→ **DIRECTIONS**:
Collect all lines from the records below that include the word "中小企业生存压力增加".

== LISTED RECORDS ==

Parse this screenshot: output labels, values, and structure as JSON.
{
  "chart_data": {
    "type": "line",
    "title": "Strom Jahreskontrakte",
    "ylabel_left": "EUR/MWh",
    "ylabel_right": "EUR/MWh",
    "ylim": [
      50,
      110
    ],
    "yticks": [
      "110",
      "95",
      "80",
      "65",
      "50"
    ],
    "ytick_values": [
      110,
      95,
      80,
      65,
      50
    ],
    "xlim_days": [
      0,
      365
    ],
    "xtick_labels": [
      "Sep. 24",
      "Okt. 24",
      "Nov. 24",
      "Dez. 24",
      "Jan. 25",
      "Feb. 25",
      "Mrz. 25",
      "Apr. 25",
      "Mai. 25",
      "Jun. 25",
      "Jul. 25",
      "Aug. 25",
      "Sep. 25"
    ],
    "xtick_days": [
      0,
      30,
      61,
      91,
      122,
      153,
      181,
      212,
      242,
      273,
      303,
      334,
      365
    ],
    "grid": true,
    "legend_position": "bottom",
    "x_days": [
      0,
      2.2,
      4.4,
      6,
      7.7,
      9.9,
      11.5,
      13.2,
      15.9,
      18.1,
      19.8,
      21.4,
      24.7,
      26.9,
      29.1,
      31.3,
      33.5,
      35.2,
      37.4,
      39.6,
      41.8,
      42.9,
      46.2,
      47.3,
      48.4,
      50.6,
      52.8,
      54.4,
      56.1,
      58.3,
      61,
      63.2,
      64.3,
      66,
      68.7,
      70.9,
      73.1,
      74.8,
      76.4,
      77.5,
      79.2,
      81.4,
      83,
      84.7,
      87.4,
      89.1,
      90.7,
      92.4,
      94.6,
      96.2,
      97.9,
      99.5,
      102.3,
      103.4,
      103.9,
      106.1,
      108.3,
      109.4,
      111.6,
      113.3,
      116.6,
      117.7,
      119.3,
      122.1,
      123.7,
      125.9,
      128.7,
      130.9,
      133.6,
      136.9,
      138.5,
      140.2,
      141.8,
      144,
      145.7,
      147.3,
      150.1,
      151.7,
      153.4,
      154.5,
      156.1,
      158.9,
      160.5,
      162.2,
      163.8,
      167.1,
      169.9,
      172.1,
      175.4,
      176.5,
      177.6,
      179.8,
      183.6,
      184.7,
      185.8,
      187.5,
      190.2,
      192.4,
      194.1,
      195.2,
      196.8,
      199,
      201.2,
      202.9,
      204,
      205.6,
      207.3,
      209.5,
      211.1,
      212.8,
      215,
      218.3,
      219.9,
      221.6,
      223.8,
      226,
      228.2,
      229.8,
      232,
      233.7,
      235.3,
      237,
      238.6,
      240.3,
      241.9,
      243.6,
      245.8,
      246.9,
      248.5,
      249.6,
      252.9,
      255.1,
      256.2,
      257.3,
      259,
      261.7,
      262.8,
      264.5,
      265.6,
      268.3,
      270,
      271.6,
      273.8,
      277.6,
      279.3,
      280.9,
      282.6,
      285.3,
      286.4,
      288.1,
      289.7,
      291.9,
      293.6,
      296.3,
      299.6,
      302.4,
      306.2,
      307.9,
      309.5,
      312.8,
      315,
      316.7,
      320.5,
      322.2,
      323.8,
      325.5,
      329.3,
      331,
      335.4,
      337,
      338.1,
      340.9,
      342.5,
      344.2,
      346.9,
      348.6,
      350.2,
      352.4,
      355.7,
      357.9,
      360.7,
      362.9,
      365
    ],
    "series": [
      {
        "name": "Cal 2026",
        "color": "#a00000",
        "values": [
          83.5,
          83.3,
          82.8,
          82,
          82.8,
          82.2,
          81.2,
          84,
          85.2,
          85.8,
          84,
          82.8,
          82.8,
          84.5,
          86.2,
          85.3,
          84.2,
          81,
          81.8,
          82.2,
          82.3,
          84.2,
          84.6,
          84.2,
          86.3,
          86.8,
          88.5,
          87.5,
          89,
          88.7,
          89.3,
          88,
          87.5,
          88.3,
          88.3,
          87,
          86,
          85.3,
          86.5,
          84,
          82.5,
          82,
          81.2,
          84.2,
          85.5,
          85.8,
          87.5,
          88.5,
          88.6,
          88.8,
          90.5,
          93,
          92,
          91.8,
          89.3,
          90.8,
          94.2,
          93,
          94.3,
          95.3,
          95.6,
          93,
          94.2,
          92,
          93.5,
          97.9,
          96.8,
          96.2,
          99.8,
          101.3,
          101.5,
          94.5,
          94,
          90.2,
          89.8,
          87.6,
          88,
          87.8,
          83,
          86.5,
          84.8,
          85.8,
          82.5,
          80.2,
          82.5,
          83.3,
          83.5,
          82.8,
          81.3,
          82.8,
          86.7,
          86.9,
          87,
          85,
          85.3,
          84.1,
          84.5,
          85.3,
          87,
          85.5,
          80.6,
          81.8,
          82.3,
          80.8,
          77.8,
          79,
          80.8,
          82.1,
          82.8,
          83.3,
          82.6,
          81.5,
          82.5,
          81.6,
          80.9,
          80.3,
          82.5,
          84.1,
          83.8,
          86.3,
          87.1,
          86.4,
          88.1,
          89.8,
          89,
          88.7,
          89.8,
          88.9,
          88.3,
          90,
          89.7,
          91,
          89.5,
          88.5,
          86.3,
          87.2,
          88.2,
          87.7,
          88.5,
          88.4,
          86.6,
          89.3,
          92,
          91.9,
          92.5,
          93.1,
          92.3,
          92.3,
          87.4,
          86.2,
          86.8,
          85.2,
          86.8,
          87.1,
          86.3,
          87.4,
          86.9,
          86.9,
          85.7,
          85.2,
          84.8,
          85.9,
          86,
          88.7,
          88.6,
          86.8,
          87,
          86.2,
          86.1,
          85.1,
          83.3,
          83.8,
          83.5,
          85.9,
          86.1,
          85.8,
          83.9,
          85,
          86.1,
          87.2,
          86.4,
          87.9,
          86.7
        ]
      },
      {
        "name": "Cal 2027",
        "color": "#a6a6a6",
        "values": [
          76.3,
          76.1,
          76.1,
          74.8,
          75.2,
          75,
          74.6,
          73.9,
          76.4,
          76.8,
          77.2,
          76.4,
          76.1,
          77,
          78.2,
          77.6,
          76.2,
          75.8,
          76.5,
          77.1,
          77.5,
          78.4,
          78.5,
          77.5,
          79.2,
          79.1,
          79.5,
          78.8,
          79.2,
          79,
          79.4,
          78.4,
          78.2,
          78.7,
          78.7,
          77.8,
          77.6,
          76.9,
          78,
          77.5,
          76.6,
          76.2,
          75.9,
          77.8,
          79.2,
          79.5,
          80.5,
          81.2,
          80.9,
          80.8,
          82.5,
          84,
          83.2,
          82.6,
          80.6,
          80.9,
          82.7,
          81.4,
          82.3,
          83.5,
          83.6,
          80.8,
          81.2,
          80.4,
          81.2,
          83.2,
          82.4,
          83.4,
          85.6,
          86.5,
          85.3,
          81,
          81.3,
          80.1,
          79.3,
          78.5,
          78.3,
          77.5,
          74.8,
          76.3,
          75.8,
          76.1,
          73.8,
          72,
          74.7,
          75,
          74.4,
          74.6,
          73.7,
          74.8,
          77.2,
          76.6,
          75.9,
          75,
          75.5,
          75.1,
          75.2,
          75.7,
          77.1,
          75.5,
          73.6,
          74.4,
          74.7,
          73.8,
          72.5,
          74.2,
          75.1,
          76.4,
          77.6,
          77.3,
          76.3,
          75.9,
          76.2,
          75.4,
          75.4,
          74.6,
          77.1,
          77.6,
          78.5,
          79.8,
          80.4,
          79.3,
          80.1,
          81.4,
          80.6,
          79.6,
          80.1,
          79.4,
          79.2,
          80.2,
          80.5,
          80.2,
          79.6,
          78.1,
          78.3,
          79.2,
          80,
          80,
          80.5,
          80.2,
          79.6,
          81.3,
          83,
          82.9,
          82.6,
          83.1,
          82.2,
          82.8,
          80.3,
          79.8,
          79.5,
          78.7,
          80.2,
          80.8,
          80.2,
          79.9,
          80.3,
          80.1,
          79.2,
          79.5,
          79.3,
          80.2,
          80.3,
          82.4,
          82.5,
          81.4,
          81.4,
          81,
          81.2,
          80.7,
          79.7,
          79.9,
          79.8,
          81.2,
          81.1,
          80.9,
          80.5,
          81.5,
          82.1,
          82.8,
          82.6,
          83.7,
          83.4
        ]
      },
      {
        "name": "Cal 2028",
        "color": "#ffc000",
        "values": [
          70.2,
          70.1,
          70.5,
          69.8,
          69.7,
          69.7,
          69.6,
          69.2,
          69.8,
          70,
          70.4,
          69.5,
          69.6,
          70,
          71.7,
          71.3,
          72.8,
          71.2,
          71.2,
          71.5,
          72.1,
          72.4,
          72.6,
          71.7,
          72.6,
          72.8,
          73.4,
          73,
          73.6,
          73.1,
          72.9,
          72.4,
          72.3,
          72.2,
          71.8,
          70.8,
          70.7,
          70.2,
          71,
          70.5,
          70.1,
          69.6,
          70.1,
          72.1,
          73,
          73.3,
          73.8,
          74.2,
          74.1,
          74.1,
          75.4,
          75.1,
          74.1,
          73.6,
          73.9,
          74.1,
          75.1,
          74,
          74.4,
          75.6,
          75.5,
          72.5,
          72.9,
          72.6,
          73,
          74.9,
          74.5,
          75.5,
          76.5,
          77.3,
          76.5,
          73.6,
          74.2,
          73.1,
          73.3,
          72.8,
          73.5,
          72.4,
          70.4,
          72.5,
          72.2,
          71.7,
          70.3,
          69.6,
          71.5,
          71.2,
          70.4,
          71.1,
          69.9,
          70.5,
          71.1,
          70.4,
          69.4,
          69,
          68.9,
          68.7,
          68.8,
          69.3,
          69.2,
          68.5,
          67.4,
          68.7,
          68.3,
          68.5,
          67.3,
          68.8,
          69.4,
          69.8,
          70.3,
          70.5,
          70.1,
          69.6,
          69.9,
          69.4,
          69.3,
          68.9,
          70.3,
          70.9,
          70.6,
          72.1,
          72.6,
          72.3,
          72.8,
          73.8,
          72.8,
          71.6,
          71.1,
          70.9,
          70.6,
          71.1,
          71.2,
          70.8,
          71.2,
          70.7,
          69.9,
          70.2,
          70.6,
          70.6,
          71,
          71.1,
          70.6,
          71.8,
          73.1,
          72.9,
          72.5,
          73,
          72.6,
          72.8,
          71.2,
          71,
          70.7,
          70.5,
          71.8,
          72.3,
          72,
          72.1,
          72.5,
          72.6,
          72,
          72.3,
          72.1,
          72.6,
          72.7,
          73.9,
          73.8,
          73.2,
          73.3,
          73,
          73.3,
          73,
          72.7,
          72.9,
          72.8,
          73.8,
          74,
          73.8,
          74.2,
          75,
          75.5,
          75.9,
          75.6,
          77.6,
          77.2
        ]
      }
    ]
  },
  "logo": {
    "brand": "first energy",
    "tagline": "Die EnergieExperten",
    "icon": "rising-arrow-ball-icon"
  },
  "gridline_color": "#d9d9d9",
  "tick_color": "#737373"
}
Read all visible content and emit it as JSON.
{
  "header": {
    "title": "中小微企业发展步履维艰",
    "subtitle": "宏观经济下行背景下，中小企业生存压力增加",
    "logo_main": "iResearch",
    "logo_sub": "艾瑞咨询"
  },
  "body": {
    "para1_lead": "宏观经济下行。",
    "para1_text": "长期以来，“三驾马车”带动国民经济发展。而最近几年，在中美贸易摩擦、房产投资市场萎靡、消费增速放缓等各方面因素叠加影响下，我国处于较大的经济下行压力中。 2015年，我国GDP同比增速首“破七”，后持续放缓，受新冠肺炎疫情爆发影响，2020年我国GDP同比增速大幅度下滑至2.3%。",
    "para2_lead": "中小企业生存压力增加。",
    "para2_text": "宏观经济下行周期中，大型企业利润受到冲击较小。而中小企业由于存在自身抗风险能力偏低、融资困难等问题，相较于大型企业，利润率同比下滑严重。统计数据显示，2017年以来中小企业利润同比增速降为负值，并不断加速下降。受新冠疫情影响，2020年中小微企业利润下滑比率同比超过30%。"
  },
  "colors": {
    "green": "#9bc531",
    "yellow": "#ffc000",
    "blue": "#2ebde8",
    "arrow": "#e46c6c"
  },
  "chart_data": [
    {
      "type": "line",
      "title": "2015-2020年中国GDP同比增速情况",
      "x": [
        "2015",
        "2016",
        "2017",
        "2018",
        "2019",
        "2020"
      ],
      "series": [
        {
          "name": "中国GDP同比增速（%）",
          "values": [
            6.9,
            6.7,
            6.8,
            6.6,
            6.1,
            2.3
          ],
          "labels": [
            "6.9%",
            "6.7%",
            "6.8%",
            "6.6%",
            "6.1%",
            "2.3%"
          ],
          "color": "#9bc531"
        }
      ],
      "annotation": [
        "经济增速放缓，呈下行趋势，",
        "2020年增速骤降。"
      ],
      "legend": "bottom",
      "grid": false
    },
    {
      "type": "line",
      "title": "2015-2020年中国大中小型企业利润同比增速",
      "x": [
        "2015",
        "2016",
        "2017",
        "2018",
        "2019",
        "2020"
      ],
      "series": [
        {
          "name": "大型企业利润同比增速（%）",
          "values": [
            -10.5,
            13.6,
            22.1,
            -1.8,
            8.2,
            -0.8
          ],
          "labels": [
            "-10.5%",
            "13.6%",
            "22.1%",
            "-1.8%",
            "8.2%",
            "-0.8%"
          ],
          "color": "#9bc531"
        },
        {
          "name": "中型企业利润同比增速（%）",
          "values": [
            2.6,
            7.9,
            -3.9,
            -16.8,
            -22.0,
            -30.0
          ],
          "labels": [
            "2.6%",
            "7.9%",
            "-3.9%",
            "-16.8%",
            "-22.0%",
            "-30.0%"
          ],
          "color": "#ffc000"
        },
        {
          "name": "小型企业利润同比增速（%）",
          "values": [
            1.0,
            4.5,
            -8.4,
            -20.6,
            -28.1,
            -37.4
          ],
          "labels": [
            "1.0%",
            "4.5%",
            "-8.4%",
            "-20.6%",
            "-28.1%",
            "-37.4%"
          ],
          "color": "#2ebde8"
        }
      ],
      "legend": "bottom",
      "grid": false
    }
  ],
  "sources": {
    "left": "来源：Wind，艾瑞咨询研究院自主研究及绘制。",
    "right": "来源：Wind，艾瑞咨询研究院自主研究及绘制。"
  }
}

===

→ **OUTPUT**:
    "subtitle": "宏观经济下行背景下，中小企业生存压力增加",
    "para2_lead": "中小企业生存压力增加。",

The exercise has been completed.